**WRITTEN TASK**: Copy every line of the entries that includes the word "this".

**DATASET EXCERPTS**:
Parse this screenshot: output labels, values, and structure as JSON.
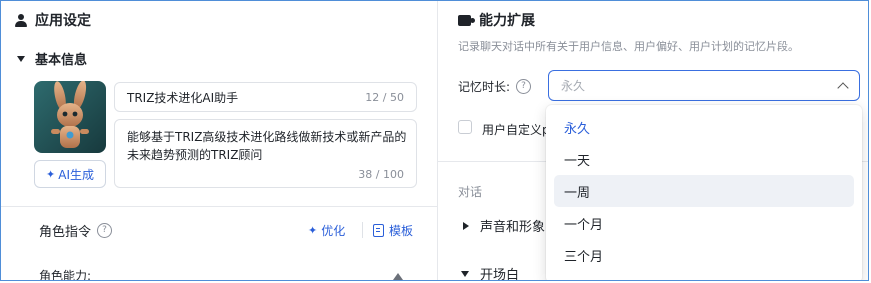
{
  "app_settings": {
    "title": "应用设定",
    "basic_info": {
      "label": "基本信息",
      "ai_generate_label": "AI生成",
      "name_value": "TRIZ技术进化AI助手",
      "name_counter": "12 / 50",
      "description_value": "能够基于TRIZ高级技术进化路线做新技术或新产品的未来趋势预测的TRIZ顾问",
      "description_counter": "38 / 100"
    },
    "role_instruction": {
      "label": "角色指令",
      "optimize_label": "优化",
      "template_label": "模板",
      "ability_label": "角色能力:"
    }
  },
  "capability_extension": {
    "title": "能力扩展",
    "description": "记录聊天对话中所有关于用户信息、用户偏好、用户计划的记忆片段。",
    "memory_duration": {
      "label": "记忆时长:",
      "placeholder": "永久",
      "options": [
        "永久",
        "一天",
        "一周",
        "一个月",
        "三个月"
      ],
      "selected": "永久",
      "hovered": "一周"
    },
    "custom_checkbox_label": "用户自定义p",
    "dialog_label": "对话",
    "voice_label": "声音和形象",
    "opening_label": "开场白"
  },
  "colors": {
    "accent": "#2b5fd9",
    "border_focus": "#3a6fe0",
    "muted_text": "#8a8f99"
  }
}
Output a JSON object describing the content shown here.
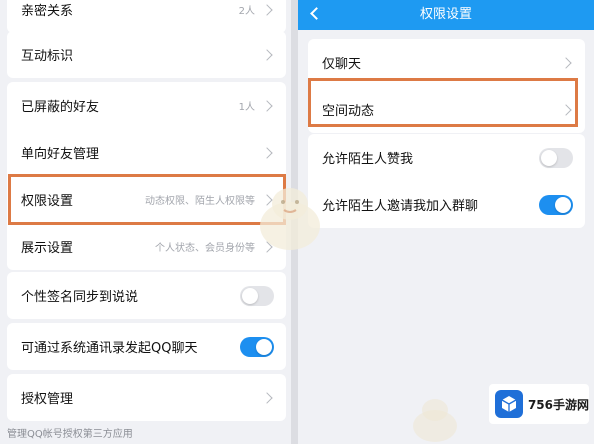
{
  "left": {
    "top_item": {
      "label": "亲密关系",
      "value": "2人"
    },
    "interaction": {
      "label": "互动标识"
    },
    "friends_group": [
      {
        "label": "已屏蔽的好友",
        "value": "1人"
      },
      {
        "label": "单向好友管理",
        "value": ""
      },
      {
        "label": "权限设置",
        "value": "动态权限、陌生人权限等"
      },
      {
        "label": "展示设置",
        "value": "个人状态、会员身份等"
      }
    ],
    "signature_sync": {
      "label": "个性签名同步到说说",
      "toggle": false
    },
    "contacts_chat": {
      "label": "可通过系统通讯录发起QQ聊天",
      "toggle": true
    },
    "auth": {
      "label": "授权管理"
    },
    "footer_text": "管理QQ帐号授权第三方应用"
  },
  "right": {
    "title": "权限设置",
    "items": [
      {
        "label": "仅聊天"
      },
      {
        "label": "空间动态"
      }
    ],
    "toggles": [
      {
        "label": "允许陌生人赞我",
        "on": false
      },
      {
        "label": "允许陌生人邀请我加入群聊",
        "on": true
      }
    ]
  },
  "watermark": {
    "text": "756手游网"
  },
  "colors": {
    "accent": "#1d8ff0",
    "header": "#1e9af2",
    "highlight": "#dd7a45",
    "toggle_off": "#e3e4e8"
  },
  "icons": [
    "chevron-right-icon",
    "back-arrow-icon",
    "cube-logo-icon"
  ]
}
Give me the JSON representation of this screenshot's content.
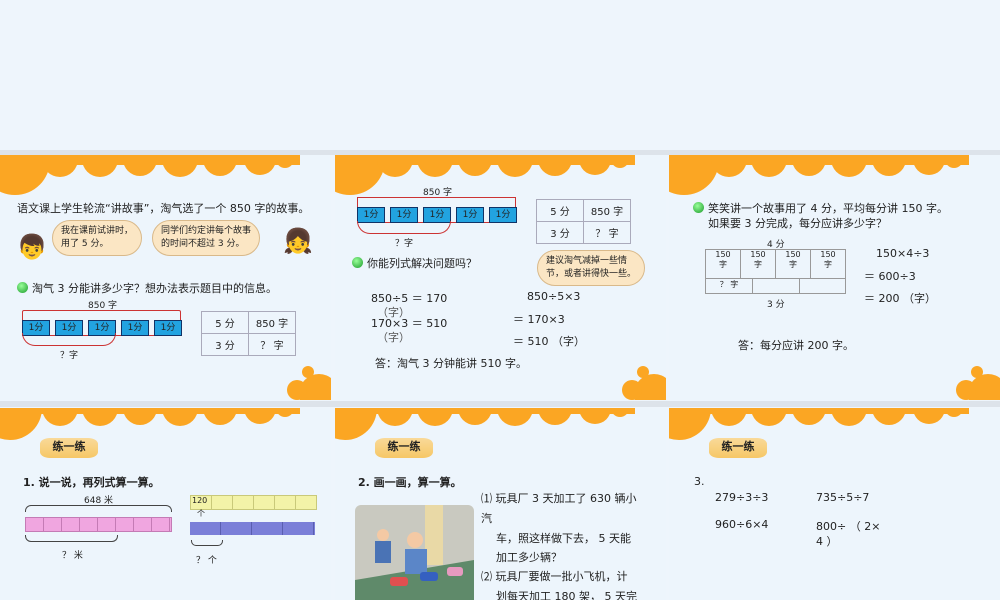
{
  "slide1": {
    "intro": "语文课上学生轮流“讲故事”，淘气选了一个 850 字的故事。",
    "bubble_left": [
      "我在课前试讲时，",
      "用了 5 分。"
    ],
    "bubble_right": [
      "同学们约定讲每个故事",
      "的时间不超过 3 分。"
    ],
    "question": "淘气 3 分能讲多少字？想办法表示题目中的信息。",
    "total": "850 字",
    "unit": "1分",
    "unknown": "？字",
    "table": [
      [
        "5 分",
        "850 字"
      ],
      [
        "3 分",
        "？ 字"
      ]
    ]
  },
  "slide2": {
    "total": "850 字",
    "unit": "1分",
    "unknown": "？字",
    "table": [
      [
        "5 分",
        "850 字"
      ],
      [
        "3 分",
        "？ 字"
      ]
    ],
    "bubble": [
      "建议淘气减掉一些情",
      "节，或者讲得快一些。"
    ],
    "question": "你能列式解决问题吗？",
    "left_calc": [
      "850÷5 ＝ 170",
      "（字）",
      "170×3 ＝ 510",
      "（字）"
    ],
    "right_calc": [
      "850÷5×3",
      "＝ 170×3",
      "＝ 510 （字）"
    ],
    "answer": "答：淘气 3 分钟能讲 510 字。"
  },
  "slide3": {
    "question_1": "笑笑讲一个故事用了 4 分，平均每分讲 150 字。",
    "question_2": "如果要 3 分完成，每分应讲多少字？",
    "top_label": "4 分",
    "bottom_label": "3 分",
    "cell": "150",
    "cell_unit": "字",
    "unknown": "？ 字",
    "calc": [
      "150×4÷3",
      "＝ 600÷3",
      "＝ 200 （字）"
    ],
    "answer": "答：每分应讲 200 字。"
  },
  "slide4": {
    "badge": "练一练",
    "title": "1. 说一说，再列式算一算。",
    "total": "648 米",
    "unknown_left": "？ 米",
    "yellow_value": "120",
    "yellow_unit": "个",
    "unknown_right": "？ 个"
  },
  "slide5": {
    "badge": "练一练",
    "title": "2. 画一画，算一算。",
    "q1": [
      "⑴ 玩具厂 3 天加工了 630 辆小",
      "汽",
      "车，照这样做下去， 5 天能",
      "加工多少辆？"
    ],
    "q2": [
      "⑵ 玩具厂要做一批小飞机，计",
      "划每天加工 180 架， 5 天完"
    ]
  },
  "slide6": {
    "badge": "练一练",
    "num": "3.",
    "exprs": [
      "279÷3÷3",
      "735÷5÷7",
      "960÷6×4",
      "800÷ （ 2×",
      "4 ）"
    ]
  },
  "colors": {
    "orange": "#fba623",
    "blue_seg": "#22a3e0",
    "pink": "#f0a6e0",
    "yellow": "#f3f3a8",
    "purple": "#7b7fd8"
  }
}
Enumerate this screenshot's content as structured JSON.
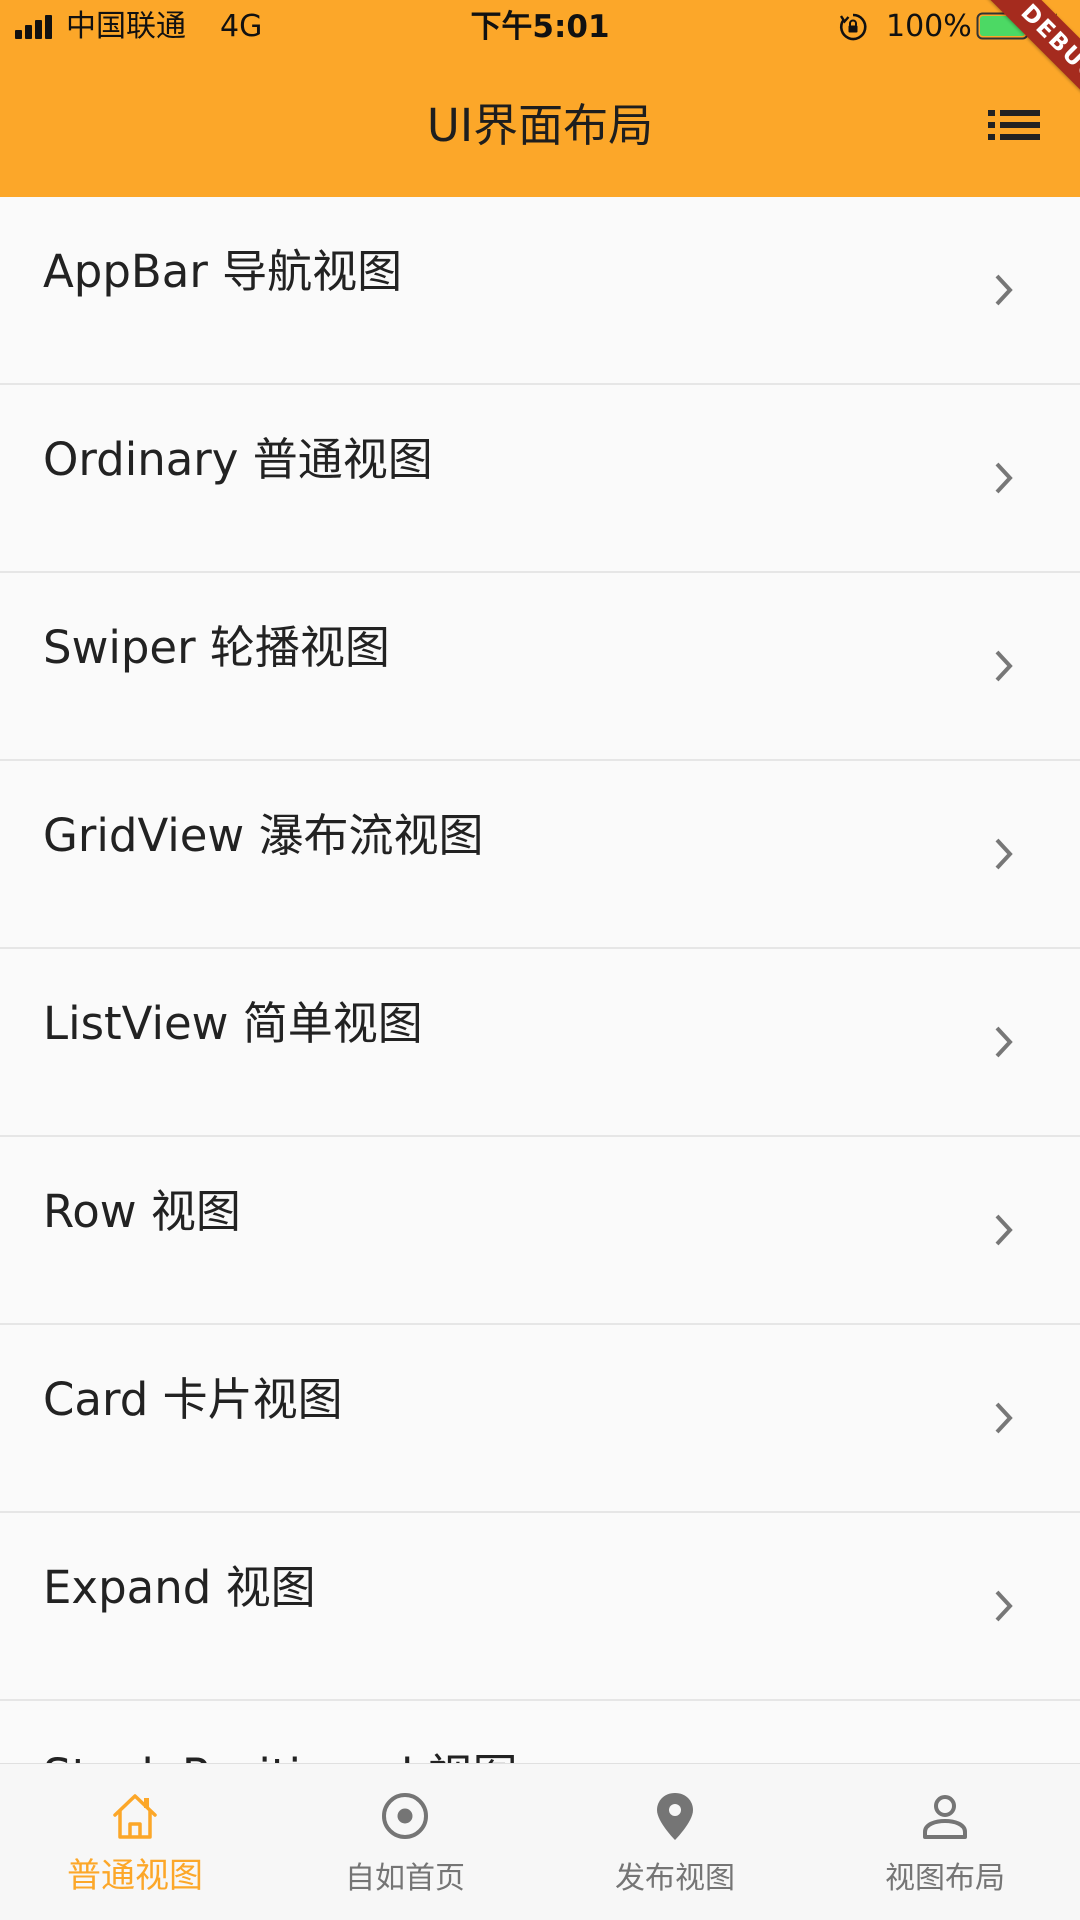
{
  "status_bar": {
    "carrier": "中国联通",
    "network": "4G",
    "time": "下午5:01",
    "battery_percent": "100%",
    "battery_level": 1.0,
    "battery_color": "#4cd964"
  },
  "app_bar": {
    "title": "UI界面布局",
    "menu_icon": "list-menu-icon",
    "background": "#fca729"
  },
  "debug_banner": "DEBUG",
  "list": {
    "items": [
      {
        "label": "AppBar 导航视图"
      },
      {
        "label": "Ordinary 普通视图"
      },
      {
        "label": "Swiper 轮播视图"
      },
      {
        "label": "GridView 瀑布流视图"
      },
      {
        "label": "ListView 简单视图"
      },
      {
        "label": "Row 视图"
      },
      {
        "label": "Card 卡片视图"
      },
      {
        "label": "Expand 视图"
      },
      {
        "label": "Stack Positioned 视图"
      }
    ],
    "trailing_icon": "chevron-right-icon"
  },
  "bottom_nav": {
    "active_color": "#fca729",
    "inactive_color": "#757575",
    "items": [
      {
        "label": "普通视图",
        "icon": "home-icon",
        "active": true
      },
      {
        "label": "自如首页",
        "icon": "radio-target-icon",
        "active": false
      },
      {
        "label": "发布视图",
        "icon": "location-pin-icon",
        "active": false
      },
      {
        "label": "视图布局",
        "icon": "person-icon",
        "active": false
      }
    ]
  }
}
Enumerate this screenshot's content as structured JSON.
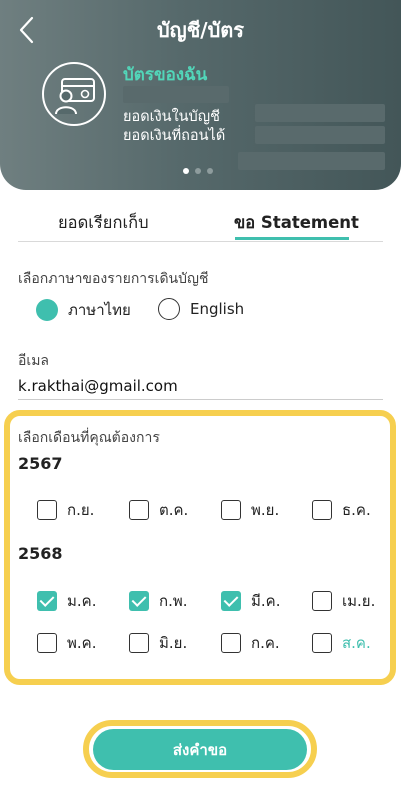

**ANSWER TO THE EXERCISE**:
Parse this screenshot: output labels, values, and structure as JSON.
Give me the JSON representation of this screenshot's content.
Enumerate this screenshot's content as structured JSON.
Enumerate this screenshot's content as structured JSON.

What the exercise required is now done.